## EXTRACT
Image Smoother
EasyUpdated: Jul 26, 2025
Practice on:
Problem
An image smoother is a filter of the size 3 x 3 that can be applied to each cell of an image by rounding down the average of the cell and the eight surrounding cells (i.e., the average of the nine cells in the blue smoother).
If one or more of the surrounding cells of a cell is not present, we do not consider it in the average (i.e., the average of the four cells in the red smoother).
Given an m x n integer matrix img representing the grayscale of an image, return the image after applying the smoother on each cell of it.
Examples
Example 1
\Huge
\begin{array}{|c|c|c|}
\hline
1 & 1 & 1 \\\
\hline
1 & 0 & 1 \\\
\hline
1 & 1 & 1 \\\
\hline
\end{array}
\xrightarrow{\text{Image Smoother}}
\begin{array}{|c|c|c|}
\hline
0 & 0 & 0 \\\
\hline
0 & 0 & 0 \\\
\hline
0 & 0 & 0 \\\
\hline
\end{array}
Input: img = [[1,1,1],[1,0,1],[1,1,1]]
Output: [[0,0,0],[0,0,0],[0,0,0]]
Explanation:
For the points (0,0), (0,2), (2,0), (2,2): floor(3/4) = floor(0.75) = 0
For the points (0,1), (1,0), (1,2), (2,1): floor(5/6) = floor(0.83333333) = 0
For the point (1,1): floor(8/9) = floor(0.88888889) = 0
Example 2
\Huge
\begin{array}{|c|c|c|}
\hline
100 & 200 & 100 \\\
\hline
200 & 50 & 200 \\\
\hline
100 & 200 & 100 \\\
\hline
\end{array}
\xrightarrow{\text{Image Smoother}}
\begin{array}{|c|c|c|}
\hline
137 & 141 & 137 \\\
\hline
141 & 138 & 141 \\\
\hline
137 & 141 & 137 \\\
\hline
\end{array}
Input: img = [[100,200,100],[200,50,200],[100,200,100]]
Output: [[137,141,137],[141,138,141],[137,141,137]]
Explanation:
For the points (0,0), (0,2), (2,0), (2,2): floor((100+200+200+50)/4) = floor(137.5) = 137
For the points (0,1), (1,0), (1,2), (2,1): floor((200+200+50+200+100+100)/6) = floor(141.666667) = 141
For the point (1,1): floor((50+200+200+200+200+100+100+100+100)/9) = floor(138.888889) = 138
Constraints
m == img.lengthn == img[i].length1 <= m, n <= 2000 <= img[i][j] <= 255
Solution
Method 1 – Brute Force with Bounds Checking
Intuition
For each cell, we want the average of itself and its neighbors. We can check all 3x3 cells around each position, sum their values, count them, and take the floor of the average.

[Dataset entries]
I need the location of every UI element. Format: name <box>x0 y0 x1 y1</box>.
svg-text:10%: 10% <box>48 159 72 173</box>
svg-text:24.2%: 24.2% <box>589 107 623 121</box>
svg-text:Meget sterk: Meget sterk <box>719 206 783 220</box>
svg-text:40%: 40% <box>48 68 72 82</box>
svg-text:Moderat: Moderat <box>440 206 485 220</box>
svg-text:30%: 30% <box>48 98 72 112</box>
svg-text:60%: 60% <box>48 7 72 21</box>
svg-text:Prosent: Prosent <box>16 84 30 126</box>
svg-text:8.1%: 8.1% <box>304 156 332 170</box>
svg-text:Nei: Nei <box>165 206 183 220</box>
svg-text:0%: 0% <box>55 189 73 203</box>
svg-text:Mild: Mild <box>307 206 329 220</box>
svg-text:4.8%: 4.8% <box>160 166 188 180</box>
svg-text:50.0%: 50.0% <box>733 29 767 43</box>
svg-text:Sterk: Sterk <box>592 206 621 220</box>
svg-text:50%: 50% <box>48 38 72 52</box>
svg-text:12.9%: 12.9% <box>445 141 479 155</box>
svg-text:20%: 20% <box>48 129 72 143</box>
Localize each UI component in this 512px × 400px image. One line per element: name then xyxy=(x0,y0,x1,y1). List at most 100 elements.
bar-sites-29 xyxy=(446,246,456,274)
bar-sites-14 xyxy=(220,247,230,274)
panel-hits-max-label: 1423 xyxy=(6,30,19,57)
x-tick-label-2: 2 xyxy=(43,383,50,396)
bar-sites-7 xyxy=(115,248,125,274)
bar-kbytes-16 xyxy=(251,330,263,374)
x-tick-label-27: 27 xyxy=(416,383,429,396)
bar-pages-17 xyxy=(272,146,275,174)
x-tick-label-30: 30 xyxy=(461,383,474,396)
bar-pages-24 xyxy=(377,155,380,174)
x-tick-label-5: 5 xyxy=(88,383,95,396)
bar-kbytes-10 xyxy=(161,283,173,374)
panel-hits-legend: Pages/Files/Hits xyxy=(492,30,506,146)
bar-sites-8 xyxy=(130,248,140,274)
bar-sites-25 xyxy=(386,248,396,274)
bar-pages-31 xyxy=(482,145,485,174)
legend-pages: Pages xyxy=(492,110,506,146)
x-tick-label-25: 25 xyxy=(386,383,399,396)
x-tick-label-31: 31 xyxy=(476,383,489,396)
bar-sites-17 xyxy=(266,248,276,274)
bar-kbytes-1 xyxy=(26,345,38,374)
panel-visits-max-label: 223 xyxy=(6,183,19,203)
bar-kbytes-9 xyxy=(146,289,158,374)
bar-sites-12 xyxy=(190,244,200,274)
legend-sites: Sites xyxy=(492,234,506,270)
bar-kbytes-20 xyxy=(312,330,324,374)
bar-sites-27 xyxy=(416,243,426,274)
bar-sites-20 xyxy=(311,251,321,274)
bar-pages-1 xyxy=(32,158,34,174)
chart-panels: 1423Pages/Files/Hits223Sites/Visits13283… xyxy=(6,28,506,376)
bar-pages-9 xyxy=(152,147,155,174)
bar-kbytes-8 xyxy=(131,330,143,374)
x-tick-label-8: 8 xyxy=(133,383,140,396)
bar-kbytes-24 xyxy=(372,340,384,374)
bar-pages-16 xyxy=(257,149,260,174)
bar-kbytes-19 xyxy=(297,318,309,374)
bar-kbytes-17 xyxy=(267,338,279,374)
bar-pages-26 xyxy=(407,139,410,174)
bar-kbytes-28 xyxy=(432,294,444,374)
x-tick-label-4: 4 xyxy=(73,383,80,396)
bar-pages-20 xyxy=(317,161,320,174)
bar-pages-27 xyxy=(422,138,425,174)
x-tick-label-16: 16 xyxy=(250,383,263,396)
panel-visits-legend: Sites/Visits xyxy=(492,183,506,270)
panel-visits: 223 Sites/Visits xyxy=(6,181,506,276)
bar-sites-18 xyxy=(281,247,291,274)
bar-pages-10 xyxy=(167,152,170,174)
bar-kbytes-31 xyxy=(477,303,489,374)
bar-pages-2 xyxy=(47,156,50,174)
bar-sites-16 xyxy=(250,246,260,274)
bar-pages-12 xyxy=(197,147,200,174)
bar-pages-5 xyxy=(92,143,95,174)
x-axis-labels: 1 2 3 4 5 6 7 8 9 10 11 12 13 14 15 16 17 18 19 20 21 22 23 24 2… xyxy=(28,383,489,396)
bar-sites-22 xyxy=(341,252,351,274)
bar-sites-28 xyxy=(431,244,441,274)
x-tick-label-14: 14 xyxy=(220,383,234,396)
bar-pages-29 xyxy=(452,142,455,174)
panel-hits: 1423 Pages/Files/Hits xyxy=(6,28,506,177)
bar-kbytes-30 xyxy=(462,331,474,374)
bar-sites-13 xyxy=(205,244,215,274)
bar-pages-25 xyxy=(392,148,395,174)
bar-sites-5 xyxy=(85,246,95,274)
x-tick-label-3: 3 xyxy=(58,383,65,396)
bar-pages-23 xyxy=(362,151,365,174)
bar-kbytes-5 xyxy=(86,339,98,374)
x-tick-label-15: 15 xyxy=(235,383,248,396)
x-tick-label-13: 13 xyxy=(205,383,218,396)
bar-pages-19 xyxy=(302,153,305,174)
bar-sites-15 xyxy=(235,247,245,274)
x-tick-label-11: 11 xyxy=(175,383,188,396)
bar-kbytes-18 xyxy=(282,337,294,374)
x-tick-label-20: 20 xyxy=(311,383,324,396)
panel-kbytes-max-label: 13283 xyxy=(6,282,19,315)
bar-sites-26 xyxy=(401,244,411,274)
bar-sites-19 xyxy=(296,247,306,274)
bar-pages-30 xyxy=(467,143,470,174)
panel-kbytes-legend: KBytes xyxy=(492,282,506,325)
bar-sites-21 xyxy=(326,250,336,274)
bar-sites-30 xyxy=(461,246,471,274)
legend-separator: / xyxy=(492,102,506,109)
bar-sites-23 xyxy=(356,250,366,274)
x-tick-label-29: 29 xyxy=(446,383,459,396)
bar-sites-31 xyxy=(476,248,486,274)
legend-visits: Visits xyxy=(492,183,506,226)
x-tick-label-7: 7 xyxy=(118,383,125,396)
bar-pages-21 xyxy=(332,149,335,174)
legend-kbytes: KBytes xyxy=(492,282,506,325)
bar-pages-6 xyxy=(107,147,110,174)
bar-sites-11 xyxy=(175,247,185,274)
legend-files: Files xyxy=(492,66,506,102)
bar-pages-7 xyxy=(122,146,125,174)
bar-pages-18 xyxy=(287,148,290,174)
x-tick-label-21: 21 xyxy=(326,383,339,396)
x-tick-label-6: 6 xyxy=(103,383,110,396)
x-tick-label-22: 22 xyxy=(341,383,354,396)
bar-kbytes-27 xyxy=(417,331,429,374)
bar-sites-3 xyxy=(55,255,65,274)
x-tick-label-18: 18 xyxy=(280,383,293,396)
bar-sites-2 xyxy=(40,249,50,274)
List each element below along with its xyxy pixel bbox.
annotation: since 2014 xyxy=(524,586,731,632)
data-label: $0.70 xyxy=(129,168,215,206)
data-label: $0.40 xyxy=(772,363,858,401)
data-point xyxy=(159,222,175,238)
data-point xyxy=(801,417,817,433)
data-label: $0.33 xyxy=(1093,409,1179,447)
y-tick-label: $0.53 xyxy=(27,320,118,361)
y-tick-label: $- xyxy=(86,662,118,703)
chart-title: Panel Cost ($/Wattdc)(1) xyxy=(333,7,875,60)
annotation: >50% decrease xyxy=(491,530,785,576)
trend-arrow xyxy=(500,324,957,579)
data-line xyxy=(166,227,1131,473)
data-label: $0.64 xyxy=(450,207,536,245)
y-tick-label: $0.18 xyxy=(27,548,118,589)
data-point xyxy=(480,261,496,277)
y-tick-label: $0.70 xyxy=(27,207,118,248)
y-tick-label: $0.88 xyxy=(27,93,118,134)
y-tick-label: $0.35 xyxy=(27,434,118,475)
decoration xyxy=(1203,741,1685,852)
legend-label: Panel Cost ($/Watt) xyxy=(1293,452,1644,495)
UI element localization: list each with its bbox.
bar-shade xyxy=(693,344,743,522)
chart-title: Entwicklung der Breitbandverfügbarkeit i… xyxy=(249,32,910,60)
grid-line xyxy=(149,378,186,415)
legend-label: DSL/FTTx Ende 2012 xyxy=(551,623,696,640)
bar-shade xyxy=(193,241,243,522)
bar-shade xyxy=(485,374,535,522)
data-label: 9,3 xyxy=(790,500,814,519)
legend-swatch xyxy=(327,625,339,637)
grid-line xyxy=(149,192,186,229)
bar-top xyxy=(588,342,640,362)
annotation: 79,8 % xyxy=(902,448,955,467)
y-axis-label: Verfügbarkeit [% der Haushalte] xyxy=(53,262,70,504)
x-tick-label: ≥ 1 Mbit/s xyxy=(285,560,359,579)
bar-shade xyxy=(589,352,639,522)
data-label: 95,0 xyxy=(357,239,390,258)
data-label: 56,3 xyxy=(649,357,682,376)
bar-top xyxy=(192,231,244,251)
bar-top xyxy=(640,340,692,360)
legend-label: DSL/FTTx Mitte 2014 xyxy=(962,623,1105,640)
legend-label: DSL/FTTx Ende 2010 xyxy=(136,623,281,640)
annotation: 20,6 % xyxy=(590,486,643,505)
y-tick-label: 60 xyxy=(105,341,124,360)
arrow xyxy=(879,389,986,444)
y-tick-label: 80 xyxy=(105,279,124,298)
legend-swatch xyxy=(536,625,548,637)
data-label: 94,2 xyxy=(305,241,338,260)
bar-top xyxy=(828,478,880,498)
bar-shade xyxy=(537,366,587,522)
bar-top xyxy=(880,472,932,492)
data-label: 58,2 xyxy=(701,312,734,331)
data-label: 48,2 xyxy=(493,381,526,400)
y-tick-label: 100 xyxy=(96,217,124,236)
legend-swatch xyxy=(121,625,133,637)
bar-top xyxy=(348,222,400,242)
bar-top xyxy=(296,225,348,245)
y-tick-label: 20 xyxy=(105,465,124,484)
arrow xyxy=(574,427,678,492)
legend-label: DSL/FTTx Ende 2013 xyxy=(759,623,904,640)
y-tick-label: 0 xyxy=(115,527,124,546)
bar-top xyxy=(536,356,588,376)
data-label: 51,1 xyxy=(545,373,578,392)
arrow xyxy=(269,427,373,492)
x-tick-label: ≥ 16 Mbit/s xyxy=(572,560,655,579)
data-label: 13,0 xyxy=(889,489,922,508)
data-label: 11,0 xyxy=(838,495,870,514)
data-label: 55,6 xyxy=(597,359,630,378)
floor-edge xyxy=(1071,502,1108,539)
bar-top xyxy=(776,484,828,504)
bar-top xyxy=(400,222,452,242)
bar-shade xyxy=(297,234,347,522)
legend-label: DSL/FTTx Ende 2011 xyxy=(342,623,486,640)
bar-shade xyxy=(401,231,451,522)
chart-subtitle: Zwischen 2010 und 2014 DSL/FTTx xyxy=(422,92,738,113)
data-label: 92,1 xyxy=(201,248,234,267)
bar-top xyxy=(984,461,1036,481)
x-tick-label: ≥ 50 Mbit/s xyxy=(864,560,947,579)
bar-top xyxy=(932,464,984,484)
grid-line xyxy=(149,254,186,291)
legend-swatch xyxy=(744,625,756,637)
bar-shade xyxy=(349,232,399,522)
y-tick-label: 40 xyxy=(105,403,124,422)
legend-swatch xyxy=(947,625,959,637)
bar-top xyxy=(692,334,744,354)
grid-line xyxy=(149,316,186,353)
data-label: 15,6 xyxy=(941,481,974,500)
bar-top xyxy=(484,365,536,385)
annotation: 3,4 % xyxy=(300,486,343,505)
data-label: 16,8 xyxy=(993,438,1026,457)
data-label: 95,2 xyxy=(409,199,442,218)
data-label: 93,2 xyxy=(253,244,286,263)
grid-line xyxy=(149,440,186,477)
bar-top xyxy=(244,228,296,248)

## AIM OF THE EXERCISE
Carry on the Image Smoother write-up from its last sentence.

## RESPONSE BELOW
Approach
- For each cell (i, j) in the matrix:
- Initialize sum and count to 0.
- For each neighbor (di, dj) in [-1, 0, 1]:
- If (i+di, j+dj) is in bounds, add its value to sum and increment count.
- Set the result cell to sum // count.
- Return the resulting matrix.
Code
C++
class Solution {
public:
vector<vector<int>> imageSmoother(vector<vector<int>>& img) {
int m = img.size(), n = img[0].size();
vector<vector<int>> ans(m, vector<int>(n));
for (int i = 0; i < m; ++i) {
for (int j = 0; j < n; ++j) {
int s = 0, c = 0;
for (int di = -1; di <= 1; ++di) {
for (int dj = -1; dj <= 1; ++dj) {
int ni = i + di, nj = j + dj;
if (ni >= 0 && ni < m && nj >= 0 && nj < n) {
s += img[ni][nj];
++c;
}
}
}
ans[i][j] = s / c;
}
}
return ans;
}
};
Go
func imageSmoother(img [][]int) [][]int {
m, n := len(img), len(img[0])
ans := make([][]int, m)
for i := range ans {
ans[i] = make([]int, n)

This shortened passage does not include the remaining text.